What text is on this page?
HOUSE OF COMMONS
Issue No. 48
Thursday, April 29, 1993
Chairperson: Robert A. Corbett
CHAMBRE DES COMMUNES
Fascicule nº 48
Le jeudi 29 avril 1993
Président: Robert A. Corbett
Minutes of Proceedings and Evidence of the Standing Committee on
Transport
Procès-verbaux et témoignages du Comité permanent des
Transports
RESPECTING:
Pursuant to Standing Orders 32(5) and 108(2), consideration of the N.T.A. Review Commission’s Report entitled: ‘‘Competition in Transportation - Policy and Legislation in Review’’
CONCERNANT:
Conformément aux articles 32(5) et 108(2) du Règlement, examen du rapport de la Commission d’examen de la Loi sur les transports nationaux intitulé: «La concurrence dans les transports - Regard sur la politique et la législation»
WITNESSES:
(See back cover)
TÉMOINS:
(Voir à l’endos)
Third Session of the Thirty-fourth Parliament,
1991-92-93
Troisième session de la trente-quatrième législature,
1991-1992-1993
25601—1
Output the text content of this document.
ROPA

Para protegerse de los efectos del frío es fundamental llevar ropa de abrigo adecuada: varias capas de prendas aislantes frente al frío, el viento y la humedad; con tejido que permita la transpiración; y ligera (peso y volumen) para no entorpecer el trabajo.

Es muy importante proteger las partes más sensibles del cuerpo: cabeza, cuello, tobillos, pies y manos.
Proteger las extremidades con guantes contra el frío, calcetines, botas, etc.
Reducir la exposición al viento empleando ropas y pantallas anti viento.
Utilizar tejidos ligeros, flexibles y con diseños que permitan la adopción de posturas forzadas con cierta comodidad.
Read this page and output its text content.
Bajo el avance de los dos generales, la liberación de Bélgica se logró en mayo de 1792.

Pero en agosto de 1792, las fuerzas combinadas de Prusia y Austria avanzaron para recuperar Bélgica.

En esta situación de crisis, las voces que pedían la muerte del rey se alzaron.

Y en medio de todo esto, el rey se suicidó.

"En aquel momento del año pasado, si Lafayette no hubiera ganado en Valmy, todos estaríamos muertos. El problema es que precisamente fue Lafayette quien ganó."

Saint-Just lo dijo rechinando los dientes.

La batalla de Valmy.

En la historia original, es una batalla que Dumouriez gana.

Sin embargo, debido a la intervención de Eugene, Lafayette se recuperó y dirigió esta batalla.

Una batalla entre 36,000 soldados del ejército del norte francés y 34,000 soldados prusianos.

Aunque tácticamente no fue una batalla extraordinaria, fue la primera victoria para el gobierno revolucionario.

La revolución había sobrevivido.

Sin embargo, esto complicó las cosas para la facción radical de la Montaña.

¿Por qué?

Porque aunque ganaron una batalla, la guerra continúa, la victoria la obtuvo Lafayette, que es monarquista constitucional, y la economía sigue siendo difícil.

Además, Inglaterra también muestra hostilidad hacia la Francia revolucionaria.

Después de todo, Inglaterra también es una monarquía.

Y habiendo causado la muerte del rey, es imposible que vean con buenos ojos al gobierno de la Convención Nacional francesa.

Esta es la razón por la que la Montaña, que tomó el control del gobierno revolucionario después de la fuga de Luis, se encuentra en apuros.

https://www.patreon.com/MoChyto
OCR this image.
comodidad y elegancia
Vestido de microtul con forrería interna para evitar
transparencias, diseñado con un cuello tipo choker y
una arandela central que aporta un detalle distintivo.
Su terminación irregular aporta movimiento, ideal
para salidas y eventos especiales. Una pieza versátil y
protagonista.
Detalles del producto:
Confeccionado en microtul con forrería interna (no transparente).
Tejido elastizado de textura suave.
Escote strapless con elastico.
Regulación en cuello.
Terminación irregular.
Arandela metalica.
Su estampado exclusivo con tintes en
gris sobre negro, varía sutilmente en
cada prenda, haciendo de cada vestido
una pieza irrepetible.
________
_GIVEN TASK_: The records above should be duplicated in full, exactly as given.

_EXERCISE RESULT_:
What text is on this page?
HOUSE OF COMMONS
Issue No. 48
Thursday, April 29, 1993
Chairperson: Robert A. Corbett
CHAMBRE DES COMMUNES
Fascicule nº 48
Le jeudi 29 avril 1993
Président: Robert A. Corbett
Minutes of Proceedings and Evidence of the Standing Committee on
Transport
Procès-verbaux et témoignages du Comité permanent des
Transports
RESPECTING:
Pursuant to Standing Orders 32(5) and 108(2), consideration of the N.T.A. Review Commission’s Report entitled: ‘‘Competition in Transportation - Policy and Legislation in Review’’
CONCERNANT:
Conformément aux articles 32(5) et 108(2) du Règlement, examen du rapport de la Commission d’examen de la Loi sur les transports nationaux intitulé: «La concurrence dans les transports - Regard sur la politique et la législation»
WITNESSES:
(See back cover)
TÉMOINS:
(Voir à l’endos)
Third Session of the Thirty-fourth Parliament,
1991-92-93
Troisième session de la trente-quatrième législature,
1991-1992-1993
25601—1
Output the text content of this document.
ROPA

Para protegerse de los efectos del frío es fundamental llevar ropa de abrigo adecuada: varias capas de prendas aislantes frente al frío, el viento y la humedad; con tejido que permita la transpiración; y ligera (peso y volumen) para no entorpecer el trabajo.

Es muy importante proteger las partes más sensibles del cuerpo: cabeza, cuello, tobillos, pies y manos.
Proteger las extremidades con guantes contra el frío, calcetines, botas, etc.
Reducir la exposición al viento empleando ropas y pantallas anti viento.
Utilizar tejidos ligeros, flexibles y con diseños que permitan la adopción de posturas forzadas con cierta comodidad.
Read this page and output its text content.
Bajo el avance de los dos generales, la liberación de Bélgica se logró en mayo de 1792.

Pero en agosto de 1792, las fuerzas combinadas de Prusia y Austria avanzaron para recuperar Bélgica.

En esta situación de crisis, las voces que pedían la muerte del rey se alzaron.

Y en medio de todo esto, el rey se suicidó.

"En aquel momento del año pasado, si Lafayette no hubiera ganado en Valmy, todos estaríamos muertos. El problema es que precisamente fue Lafayette quien ganó."

Saint-Just lo dijo rechinando los dientes.

La batalla de Valmy.

En la historia original, es una batalla que Dumouriez gana.

Sin embargo, debido a la intervención de Eugene, Lafayette se recuperó y dirigió esta batalla.

Una batalla entre 36,000 soldados del ejército del norte francés y 34,000 soldados prusianos.

Aunque tácticamente no fue una batalla extraordinaria, fue la primera victoria para el gobierno revolucionario.

La revolución había sobrevivido.

Sin embargo, esto complicó las cosas para la facción radical de la Montaña.

¿Por qué?

Porque aunque ganaron una batalla, la guerra continúa, la victoria la obtuvo Lafayette, que es monarquista constitucional, y la economía sigue siendo difícil.

Además, Inglaterra también muestra hostilidad hacia la Francia revolucionaria.

Después de todo, Inglaterra también es una monarquía.

Y habiendo causado la muerte del rey, es imposible que vean con buenos ojos al gobierno de la Convención Nacional francesa.

Esta es la razón por la que la Montaña, que tomó el control del gobierno revolucionario después de la fuga de Luis, se encuentra en apuros.

https://www.patreon.com/MoChyto
OCR this image.
comodidad y elegancia
Vestido de microtul con forrería interna para evitar
transparencias, diseñado con un cuello tipo choker y
una arandela central que aporta un detalle distintivo.
Su terminación irregular aporta movimiento, ideal
para salidas y eventos especiales. Una pieza versátil y
protagonista.
Detalles del producto:
Confeccionado en microtul con forrería interna (no transparente).
Tejido elastizado de textura suave.
Escote strapless con elastico.
Regulación en cuello.
Terminación irregular.
Arandela metalica.
Su estampado exclusivo con tintes en
gris sobre negro, varía sutilmente en
cada prenda, haciendo de cada vestido
una pieza irrepetible.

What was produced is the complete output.